Data lines —
◇ ◇ ◇ ◇ ◇

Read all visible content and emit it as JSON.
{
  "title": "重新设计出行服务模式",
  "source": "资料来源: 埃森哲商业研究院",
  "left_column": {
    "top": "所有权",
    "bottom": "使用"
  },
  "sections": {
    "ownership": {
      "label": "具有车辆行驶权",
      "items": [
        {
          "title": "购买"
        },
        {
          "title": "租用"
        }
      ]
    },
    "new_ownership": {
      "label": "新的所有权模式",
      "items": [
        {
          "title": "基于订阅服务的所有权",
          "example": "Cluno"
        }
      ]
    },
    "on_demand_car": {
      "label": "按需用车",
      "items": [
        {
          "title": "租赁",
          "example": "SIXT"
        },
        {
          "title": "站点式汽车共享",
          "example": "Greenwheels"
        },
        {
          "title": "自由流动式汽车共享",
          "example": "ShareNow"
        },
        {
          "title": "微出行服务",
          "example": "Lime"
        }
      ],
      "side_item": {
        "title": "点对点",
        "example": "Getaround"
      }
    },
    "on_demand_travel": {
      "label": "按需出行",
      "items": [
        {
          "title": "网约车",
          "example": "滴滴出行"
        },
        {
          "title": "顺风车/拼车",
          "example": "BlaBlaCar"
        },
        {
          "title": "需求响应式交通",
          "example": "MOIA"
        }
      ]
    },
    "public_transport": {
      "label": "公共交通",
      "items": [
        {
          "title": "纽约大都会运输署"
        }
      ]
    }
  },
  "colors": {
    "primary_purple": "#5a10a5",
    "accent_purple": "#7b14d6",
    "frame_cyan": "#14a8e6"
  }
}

◇ ◇ ◇ ◇ ◇

Required work — Reproduce each record exactly, leaving nothing out.

Expected answer —
Read all visible content and emit it as JSON.
{
  "title": "重新设计出行服务模式",
  "source": "资料来源: 埃森哲商业研究院",
  "left_column": {
    "top": "所有权",
    "bottom": "使用"
  },
  "sections": {
    "ownership": {
      "label": "具有车辆行驶权",
      "items": [
        {
          "title": "购买"
        },
        {
          "title": "租用"
        }
      ]
    },
    "new_ownership": {
      "label": "新的所有权模式",
      "items": [
        {
          "title": "基于订阅服务的所有权",
          "example": "Cluno"
        }
      ]
    },
    "on_demand_car": {
      "label": "按需用车",
      "items": [
        {
          "title": "租赁",
          "example": "SIXT"
        },
        {
          "title": "站点式汽车共享",
          "example": "Greenwheels"
        },
        {
          "title": "自由流动式汽车共享",
          "example": "ShareNow"
        },
        {
          "title": "微出行服务",
          "example": "Lime"
        }
      ],
      "side_item": {
        "title": "点对点",
        "example": "Getaround"
      }
    },
    "on_demand_travel": {
      "label": "按需出行",
      "items": [
        {
          "title": "网约车",
          "example": "滴滴出行"
        },
        {
          "title": "顺风车/拼车",
          "example": "BlaBlaCar"
        },
        {
          "title": "需求响应式交通",
          "example": "MOIA"
        }
      ]
    },
    "public_transport": {
      "label": "公共交通",
      "items": [
        {
          "title": "纽约大都会运输署"
        }
      ]
    }
  },
  "colors": {
    "primary_purple": "#5a10a5",
    "accent_purple": "#7b14d6",
    "frame_cyan": "#14a8e6"
  }
}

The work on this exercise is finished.